DOCUMENT SECTION =>
%%

(BLOOMINGTON) - A sandhill crane has spent the past six weeks at WildCare Inc., the wildlife rehabilitation facility west of Bloomington, and it's on track to be released soon.
WildCare has taken in several ill or injured sandhill cranes over the years, but none has survived. This one will.
WildCare's water bird team leader Amanda Wrigley explained the big bird's history.
In mid-May, a flock of sandhills spent the night in a New Albany subdivision, then headed north - except for this one.
On May 19, residents in the area became aware of this big bird because it was hanging out in their backyards. Some started feeding it.
It stuck around for three weeks, only flying short distances. As it became dependent on humans for foods, it became a nuisance, occasionally seeming to peek into their windows as it admired its own reflection, and then knocking on windows at 6 a.m., demanding breakfast.
When one neighbor threatened to shoot it, another called the Indiana Department of Natural Resources.
Conservation officers caught the bird and took it to the Dwight Chamberlain Raptor Center at Hardy Lake, near Scottsburg. But that facility is not equipped to handle cranes, so the next day, it was transported to WildCare.
Birds that are habituated with humans are both easier to deal with and more dangerous, Wrigley said.
The crane was covered with "honey dew," Wrigley said; that's the insect urine that's been dropping from tulip poplars this year.
The crane's entire left wing was drooping. The barbs of its wing feathers were stuck to the feather shaft, hard and crunchy.
At WildCare, a veterinarian checked out the bird and determined that it was undernourished and dehydrated, but had no broken bones or wounds. So the rehabbers started giving the bird showers with a hose several times a day. At first, the crane seemed to hate them, but during the hot days in early July, it didn't seem to mind so much, Wrigley said.

%%

EXERCISES TO COMPLETE =>
A) Output the passage of the crane article that begins at the words "The crane was" and stops after "hard and crunchy.", copied verbatim.
B) Translate this sentence from the crane article into Spanish: "The crane's entire left wing was drooping."

RECORDED DATA =>

%%

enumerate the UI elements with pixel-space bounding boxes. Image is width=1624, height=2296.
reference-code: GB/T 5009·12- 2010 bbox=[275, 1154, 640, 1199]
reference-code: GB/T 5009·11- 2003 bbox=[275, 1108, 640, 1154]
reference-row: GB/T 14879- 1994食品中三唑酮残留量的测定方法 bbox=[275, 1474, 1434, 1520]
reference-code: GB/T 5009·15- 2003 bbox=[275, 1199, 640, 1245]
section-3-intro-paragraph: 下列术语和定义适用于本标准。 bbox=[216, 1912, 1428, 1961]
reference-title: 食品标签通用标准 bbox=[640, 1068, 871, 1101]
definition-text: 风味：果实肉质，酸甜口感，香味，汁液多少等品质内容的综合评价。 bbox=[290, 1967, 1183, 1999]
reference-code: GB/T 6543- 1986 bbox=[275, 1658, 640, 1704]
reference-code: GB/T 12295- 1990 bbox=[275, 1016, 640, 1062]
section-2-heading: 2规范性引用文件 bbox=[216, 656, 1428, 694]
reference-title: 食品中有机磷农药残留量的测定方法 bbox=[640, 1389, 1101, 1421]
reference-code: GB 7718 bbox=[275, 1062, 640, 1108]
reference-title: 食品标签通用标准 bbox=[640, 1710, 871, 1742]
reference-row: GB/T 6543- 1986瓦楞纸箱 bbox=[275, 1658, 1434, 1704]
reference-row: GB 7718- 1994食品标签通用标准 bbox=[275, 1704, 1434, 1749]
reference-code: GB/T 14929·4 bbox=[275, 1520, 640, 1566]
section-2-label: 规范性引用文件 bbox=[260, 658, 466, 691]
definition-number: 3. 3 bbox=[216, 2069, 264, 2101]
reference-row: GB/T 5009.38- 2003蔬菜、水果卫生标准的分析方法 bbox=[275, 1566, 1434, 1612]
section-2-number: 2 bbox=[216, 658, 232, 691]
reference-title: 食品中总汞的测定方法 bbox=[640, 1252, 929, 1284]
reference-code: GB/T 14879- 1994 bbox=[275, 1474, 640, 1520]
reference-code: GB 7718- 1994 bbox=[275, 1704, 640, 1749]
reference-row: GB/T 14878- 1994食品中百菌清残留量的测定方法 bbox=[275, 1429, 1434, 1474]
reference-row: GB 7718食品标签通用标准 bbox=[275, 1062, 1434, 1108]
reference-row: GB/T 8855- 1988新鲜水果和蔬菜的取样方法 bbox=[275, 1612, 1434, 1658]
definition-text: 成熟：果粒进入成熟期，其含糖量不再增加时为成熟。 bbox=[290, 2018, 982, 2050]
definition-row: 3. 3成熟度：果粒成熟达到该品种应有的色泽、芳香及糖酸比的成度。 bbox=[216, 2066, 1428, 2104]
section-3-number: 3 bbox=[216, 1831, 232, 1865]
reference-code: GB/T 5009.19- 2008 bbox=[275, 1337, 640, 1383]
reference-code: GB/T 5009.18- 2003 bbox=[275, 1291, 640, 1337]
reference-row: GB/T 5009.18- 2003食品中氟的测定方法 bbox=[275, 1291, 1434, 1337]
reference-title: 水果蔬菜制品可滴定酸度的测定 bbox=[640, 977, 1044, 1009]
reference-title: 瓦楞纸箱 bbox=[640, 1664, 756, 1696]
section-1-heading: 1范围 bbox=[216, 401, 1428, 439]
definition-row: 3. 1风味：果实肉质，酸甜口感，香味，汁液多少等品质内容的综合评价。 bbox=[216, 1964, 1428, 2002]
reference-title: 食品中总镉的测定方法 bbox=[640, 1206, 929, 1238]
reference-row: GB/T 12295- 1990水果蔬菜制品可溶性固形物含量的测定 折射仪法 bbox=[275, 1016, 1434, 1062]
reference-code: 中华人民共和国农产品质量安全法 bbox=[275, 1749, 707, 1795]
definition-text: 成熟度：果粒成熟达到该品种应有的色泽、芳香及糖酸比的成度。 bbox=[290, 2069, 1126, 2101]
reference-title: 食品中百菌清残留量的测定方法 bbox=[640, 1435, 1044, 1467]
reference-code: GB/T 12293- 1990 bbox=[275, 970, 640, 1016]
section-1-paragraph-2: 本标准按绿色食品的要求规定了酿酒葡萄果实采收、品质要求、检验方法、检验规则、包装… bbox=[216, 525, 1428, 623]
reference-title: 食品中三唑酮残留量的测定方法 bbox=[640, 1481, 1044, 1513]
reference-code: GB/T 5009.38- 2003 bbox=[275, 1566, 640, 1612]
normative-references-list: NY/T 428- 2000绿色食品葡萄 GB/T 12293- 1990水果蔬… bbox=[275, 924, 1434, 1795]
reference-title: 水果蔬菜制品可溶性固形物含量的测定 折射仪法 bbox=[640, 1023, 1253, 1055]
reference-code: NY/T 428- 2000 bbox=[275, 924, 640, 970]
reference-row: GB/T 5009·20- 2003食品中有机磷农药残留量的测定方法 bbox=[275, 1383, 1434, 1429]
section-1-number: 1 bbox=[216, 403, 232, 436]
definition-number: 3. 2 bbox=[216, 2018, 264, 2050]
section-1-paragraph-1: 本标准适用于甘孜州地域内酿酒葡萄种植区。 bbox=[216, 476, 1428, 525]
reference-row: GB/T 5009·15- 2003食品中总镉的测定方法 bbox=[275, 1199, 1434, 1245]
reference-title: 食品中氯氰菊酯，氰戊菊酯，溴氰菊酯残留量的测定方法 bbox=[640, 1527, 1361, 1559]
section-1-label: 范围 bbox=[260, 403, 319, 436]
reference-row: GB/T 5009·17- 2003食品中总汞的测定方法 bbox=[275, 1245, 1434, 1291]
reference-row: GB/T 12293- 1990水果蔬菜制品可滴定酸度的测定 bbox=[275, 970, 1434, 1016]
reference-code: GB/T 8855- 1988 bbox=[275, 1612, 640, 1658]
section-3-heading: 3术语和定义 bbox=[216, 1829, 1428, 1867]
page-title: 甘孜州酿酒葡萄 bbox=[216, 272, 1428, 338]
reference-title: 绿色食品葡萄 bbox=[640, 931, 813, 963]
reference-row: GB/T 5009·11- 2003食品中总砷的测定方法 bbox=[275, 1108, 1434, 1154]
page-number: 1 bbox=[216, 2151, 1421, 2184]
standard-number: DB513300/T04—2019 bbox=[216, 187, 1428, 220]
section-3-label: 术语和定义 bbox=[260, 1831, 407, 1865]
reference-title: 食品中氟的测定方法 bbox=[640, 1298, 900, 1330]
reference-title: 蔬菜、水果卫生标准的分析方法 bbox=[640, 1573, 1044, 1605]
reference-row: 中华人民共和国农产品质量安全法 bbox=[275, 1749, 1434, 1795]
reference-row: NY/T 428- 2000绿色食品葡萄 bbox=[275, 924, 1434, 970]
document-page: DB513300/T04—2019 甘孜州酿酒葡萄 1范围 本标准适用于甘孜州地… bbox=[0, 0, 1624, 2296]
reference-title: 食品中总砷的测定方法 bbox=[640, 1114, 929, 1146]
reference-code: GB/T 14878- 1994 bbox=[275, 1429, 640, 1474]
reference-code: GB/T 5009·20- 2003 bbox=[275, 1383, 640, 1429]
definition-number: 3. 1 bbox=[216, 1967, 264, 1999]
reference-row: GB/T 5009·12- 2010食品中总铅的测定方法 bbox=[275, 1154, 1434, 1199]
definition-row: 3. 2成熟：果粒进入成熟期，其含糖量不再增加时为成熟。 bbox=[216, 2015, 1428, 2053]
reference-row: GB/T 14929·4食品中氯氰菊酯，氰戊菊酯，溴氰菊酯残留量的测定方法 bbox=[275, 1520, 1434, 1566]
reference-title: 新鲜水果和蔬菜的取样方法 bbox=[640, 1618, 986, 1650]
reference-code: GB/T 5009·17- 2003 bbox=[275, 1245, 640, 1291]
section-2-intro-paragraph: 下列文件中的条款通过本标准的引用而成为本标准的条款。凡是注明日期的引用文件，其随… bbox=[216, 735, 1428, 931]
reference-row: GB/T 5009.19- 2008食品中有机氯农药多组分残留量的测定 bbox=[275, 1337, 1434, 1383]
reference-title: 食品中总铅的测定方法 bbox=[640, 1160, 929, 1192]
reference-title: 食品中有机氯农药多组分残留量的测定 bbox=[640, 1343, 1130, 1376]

%%

SOLUTIONS TO THE TASKS =>
A)
The crane was covered with "honey dew," Wrigley said; that's the insect urine that's been dropping from tulip poplars this year.
The crane's entire left wing was drooping. The barbs of its wing feathers were stuck to the feather shaft, hard and crunchy.

B) Toda el ala izquierda de la grulla estaba caída.